(Work to complete): Determine how many lines hold "CAMPAIGN" and give only that number.

(Records for the exercise):
◆ ◆ ◆ ◆ ◆ ◆ ◆

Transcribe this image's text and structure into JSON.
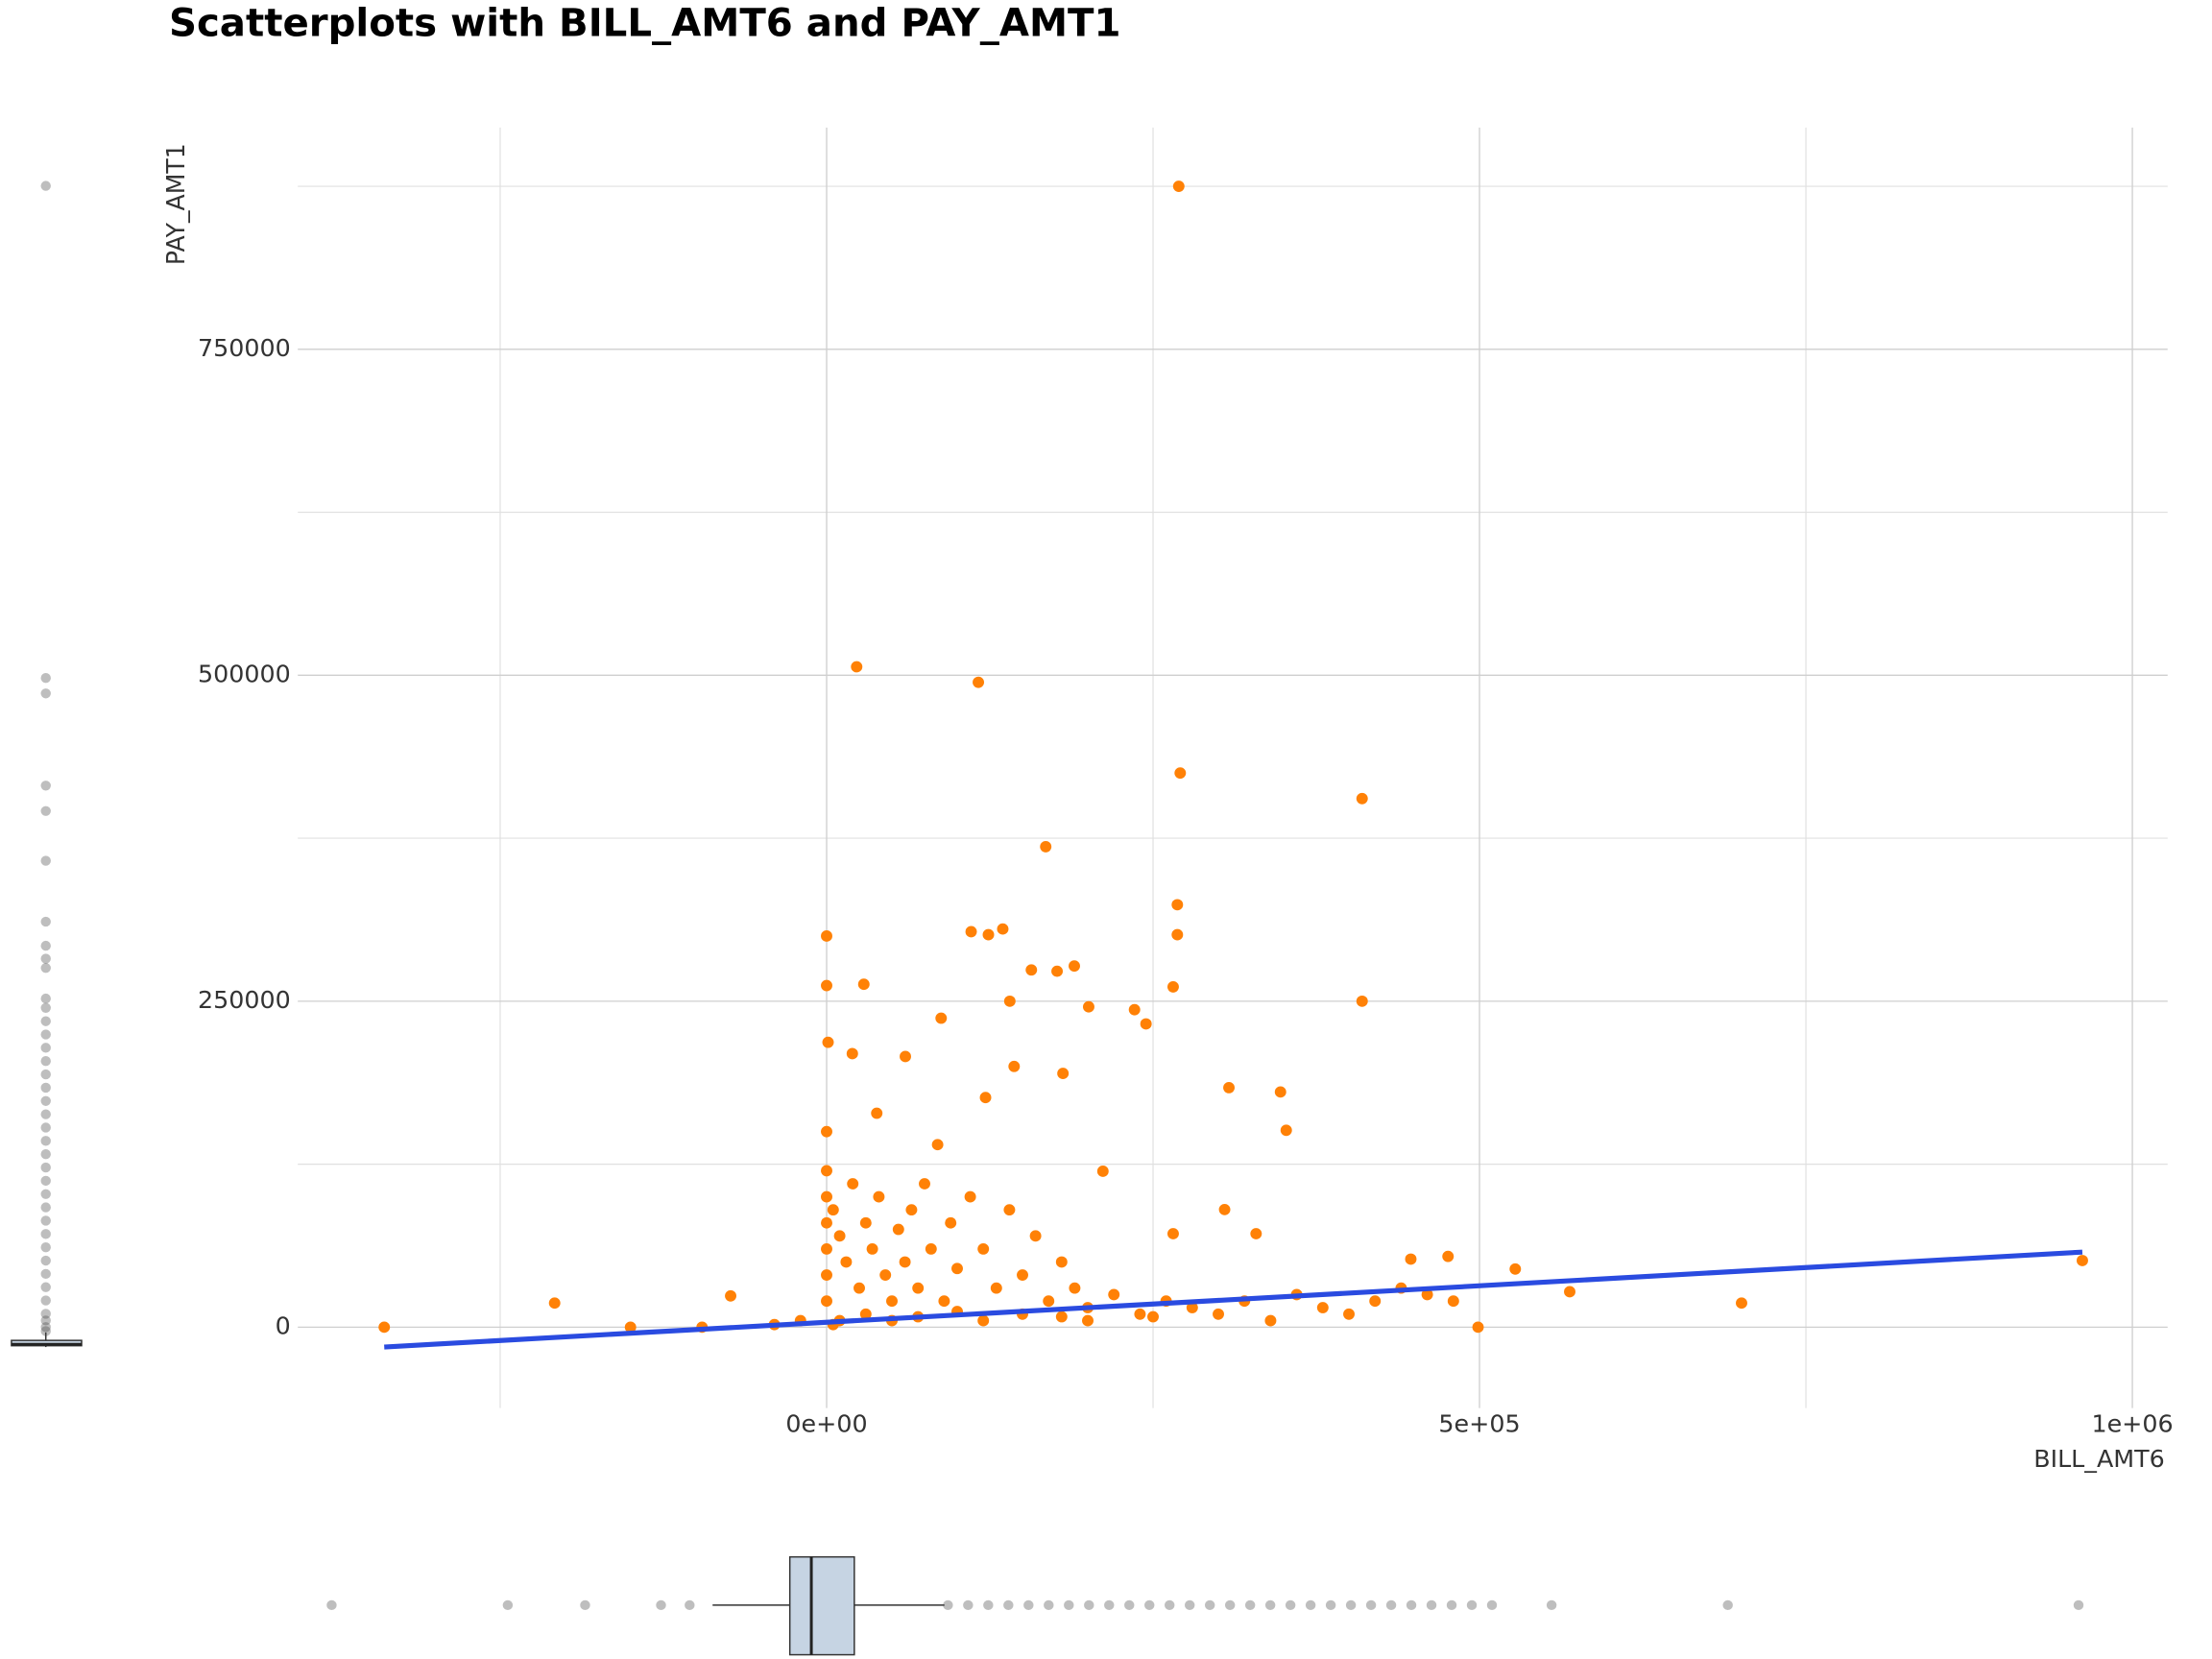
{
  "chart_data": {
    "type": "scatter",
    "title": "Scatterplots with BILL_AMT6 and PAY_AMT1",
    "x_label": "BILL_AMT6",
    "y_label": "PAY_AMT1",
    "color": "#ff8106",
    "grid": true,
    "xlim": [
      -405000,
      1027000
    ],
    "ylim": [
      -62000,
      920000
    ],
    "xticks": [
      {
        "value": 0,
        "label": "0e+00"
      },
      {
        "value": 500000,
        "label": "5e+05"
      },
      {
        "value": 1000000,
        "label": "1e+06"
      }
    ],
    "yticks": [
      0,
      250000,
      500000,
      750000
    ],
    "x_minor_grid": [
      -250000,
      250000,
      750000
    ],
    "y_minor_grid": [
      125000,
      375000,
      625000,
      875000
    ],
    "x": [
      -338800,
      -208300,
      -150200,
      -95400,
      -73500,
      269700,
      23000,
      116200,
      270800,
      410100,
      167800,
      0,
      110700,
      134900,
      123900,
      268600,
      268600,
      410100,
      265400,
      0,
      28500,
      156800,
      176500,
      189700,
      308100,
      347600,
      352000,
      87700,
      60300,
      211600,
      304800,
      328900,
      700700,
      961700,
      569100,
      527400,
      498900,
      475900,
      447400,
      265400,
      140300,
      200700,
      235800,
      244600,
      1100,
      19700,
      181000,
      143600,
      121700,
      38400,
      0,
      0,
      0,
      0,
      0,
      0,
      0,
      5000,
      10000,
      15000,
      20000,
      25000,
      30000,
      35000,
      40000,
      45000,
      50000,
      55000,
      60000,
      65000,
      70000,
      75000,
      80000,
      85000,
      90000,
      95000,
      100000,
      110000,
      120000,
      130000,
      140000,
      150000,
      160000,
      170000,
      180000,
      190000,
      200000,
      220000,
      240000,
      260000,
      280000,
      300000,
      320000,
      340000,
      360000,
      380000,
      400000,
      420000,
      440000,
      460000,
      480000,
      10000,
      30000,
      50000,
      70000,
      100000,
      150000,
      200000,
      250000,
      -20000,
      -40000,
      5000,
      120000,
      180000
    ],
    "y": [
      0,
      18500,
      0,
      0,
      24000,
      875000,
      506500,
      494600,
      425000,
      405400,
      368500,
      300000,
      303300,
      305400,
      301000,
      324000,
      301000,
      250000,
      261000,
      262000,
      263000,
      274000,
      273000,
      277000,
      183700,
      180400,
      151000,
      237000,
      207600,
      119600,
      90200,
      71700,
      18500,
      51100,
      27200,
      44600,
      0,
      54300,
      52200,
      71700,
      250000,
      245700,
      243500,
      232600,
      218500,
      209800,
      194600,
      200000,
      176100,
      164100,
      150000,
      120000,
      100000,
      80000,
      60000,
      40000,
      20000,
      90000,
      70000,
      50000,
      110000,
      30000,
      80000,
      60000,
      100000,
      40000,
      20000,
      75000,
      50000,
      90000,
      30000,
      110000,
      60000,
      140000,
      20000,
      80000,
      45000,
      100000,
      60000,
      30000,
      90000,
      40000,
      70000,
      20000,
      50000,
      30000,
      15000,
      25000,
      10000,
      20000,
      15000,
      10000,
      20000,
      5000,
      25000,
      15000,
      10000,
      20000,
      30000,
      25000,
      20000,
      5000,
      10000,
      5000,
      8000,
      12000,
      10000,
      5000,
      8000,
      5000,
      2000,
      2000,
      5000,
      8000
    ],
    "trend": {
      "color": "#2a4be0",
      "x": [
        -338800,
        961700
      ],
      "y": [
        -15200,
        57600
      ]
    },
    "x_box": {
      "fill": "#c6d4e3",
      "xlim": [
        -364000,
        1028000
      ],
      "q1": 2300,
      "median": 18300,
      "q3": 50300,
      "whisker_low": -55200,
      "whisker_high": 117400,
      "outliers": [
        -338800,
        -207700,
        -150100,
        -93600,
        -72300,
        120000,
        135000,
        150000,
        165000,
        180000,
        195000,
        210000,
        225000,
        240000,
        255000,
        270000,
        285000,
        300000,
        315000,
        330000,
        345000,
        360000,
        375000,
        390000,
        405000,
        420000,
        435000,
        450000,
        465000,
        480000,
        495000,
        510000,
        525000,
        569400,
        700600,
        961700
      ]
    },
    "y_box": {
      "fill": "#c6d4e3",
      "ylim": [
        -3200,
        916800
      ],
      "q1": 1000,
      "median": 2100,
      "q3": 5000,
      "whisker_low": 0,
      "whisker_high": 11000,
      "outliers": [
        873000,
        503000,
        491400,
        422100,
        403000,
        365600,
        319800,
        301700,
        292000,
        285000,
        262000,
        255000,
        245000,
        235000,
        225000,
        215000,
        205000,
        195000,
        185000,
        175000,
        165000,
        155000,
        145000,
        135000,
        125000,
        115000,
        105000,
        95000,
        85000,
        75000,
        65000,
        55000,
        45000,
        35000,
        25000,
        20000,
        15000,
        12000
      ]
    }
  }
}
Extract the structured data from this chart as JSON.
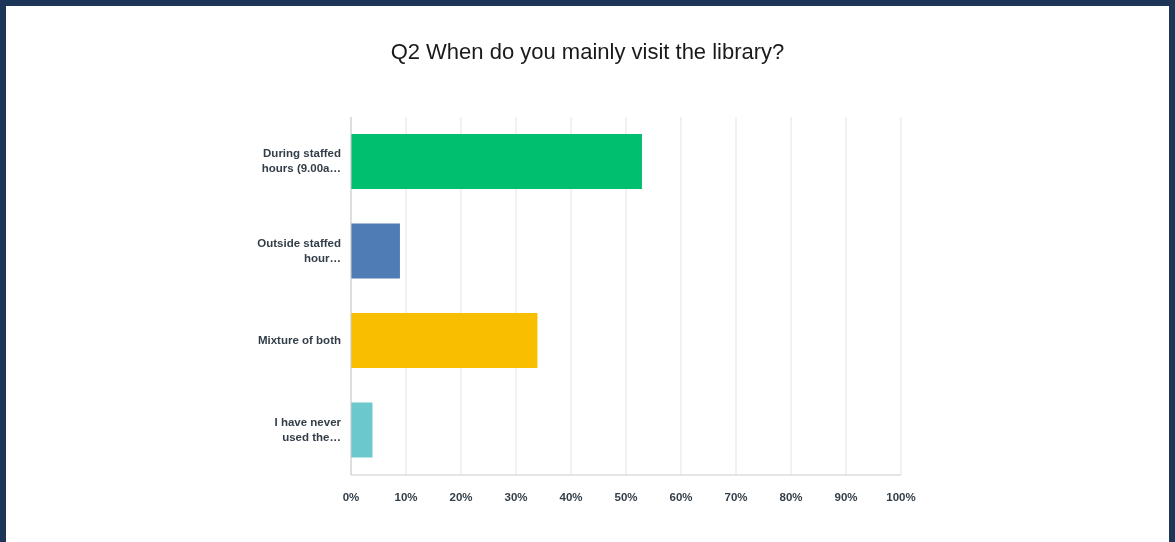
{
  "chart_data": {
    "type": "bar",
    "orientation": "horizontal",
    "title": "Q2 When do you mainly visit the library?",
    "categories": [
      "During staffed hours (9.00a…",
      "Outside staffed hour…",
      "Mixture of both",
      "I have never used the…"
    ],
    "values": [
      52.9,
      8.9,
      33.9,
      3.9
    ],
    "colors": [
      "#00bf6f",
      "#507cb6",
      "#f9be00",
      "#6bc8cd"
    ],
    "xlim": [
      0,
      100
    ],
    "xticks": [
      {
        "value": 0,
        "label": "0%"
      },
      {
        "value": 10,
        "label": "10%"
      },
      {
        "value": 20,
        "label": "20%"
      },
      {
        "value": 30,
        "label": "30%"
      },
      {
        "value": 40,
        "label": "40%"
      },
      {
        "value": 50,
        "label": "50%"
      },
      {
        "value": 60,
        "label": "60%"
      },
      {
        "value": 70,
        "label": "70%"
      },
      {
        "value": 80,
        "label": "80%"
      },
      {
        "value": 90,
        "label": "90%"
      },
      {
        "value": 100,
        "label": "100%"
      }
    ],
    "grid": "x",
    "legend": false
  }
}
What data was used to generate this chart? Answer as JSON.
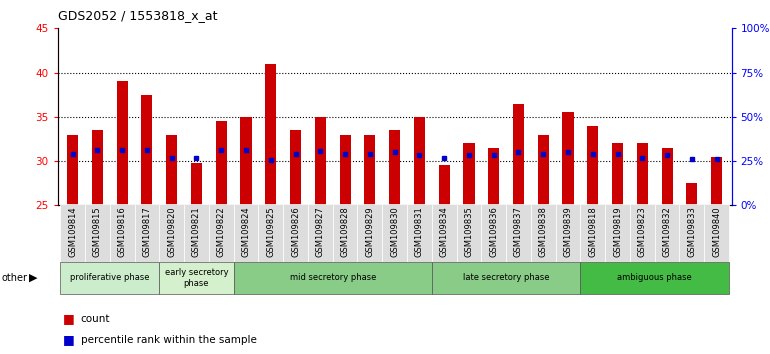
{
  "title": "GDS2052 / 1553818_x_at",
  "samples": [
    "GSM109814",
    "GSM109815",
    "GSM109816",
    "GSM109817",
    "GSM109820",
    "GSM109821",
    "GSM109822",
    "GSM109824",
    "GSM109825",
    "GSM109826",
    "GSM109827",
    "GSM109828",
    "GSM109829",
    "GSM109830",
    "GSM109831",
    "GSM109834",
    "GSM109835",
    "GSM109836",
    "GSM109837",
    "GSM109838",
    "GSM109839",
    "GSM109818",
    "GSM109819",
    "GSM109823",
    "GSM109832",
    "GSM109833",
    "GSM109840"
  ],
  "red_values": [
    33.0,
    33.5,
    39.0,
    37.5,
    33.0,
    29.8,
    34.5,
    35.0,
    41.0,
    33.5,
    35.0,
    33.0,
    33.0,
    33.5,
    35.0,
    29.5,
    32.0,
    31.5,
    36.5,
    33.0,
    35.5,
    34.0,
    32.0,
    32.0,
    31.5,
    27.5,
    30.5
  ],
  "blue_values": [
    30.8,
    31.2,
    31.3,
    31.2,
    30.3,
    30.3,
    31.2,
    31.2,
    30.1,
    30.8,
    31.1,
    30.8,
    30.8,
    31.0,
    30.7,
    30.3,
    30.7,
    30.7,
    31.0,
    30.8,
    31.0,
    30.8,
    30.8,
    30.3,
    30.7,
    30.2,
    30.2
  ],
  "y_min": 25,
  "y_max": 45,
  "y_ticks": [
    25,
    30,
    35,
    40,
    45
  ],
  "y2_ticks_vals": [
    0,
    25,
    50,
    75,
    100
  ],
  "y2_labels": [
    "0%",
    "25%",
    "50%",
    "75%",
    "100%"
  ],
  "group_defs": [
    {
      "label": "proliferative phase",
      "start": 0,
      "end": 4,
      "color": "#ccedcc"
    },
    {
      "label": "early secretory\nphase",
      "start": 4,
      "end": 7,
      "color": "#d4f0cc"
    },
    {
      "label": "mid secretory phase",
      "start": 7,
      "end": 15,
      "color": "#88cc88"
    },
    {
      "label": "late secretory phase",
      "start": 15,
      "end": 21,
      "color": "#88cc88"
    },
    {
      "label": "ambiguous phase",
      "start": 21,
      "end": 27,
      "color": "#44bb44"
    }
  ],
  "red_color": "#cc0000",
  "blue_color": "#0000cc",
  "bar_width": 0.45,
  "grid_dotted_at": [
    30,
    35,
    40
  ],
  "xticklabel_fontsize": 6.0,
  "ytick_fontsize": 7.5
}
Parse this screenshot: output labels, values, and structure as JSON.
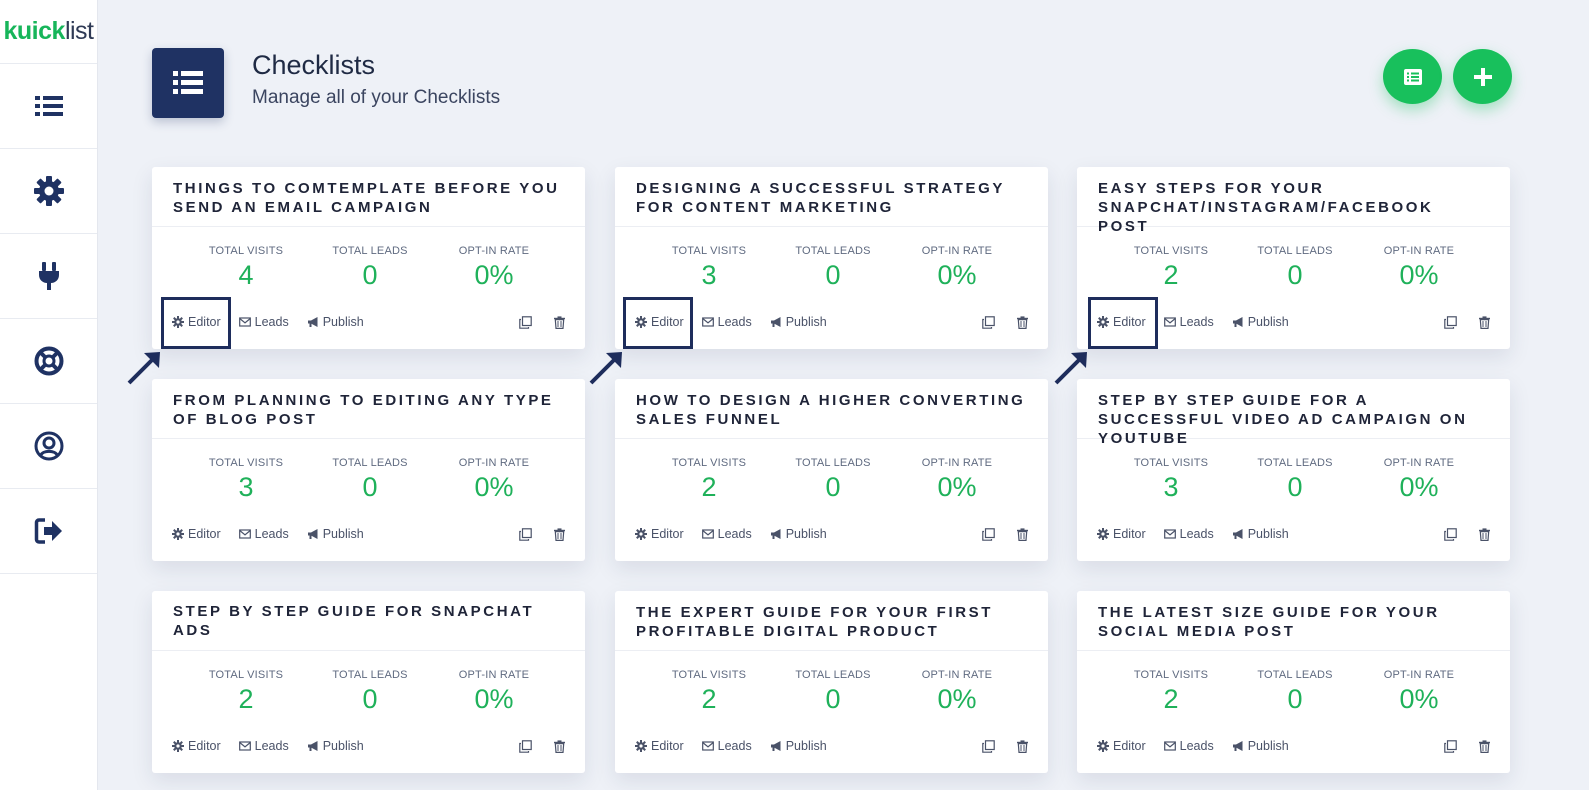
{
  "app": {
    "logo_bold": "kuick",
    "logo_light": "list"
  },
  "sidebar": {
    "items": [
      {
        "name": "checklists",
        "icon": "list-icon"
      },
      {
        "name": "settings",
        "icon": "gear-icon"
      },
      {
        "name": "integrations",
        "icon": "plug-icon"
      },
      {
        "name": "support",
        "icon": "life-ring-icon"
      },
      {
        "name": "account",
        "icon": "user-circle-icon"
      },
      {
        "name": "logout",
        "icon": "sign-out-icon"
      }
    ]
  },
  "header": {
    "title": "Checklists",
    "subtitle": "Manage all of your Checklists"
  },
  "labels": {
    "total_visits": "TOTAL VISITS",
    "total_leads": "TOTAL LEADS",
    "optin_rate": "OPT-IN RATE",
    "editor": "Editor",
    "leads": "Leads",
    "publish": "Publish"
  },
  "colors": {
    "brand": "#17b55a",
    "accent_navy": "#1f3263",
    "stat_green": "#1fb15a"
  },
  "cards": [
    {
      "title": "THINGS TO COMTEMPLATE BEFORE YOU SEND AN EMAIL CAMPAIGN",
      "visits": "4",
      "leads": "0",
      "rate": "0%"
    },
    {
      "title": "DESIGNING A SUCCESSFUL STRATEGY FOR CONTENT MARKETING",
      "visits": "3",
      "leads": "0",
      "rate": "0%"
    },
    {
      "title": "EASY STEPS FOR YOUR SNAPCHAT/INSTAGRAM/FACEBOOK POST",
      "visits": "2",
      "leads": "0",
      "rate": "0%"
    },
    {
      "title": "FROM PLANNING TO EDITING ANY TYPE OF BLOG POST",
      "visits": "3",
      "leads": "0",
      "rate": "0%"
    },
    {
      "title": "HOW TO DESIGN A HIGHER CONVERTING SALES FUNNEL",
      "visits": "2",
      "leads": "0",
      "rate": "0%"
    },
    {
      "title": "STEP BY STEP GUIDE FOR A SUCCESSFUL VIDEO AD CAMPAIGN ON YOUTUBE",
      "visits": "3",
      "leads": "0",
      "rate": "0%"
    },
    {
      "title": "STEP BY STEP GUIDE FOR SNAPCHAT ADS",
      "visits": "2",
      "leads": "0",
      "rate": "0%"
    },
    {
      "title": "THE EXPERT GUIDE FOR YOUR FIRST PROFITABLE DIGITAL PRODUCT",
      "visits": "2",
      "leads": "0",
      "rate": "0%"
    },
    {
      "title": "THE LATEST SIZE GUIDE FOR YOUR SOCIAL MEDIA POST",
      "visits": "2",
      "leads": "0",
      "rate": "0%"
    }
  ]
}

◆ ◆ ◆ ◆ ◆ ◆ ◆

(Reply to the exercise): 2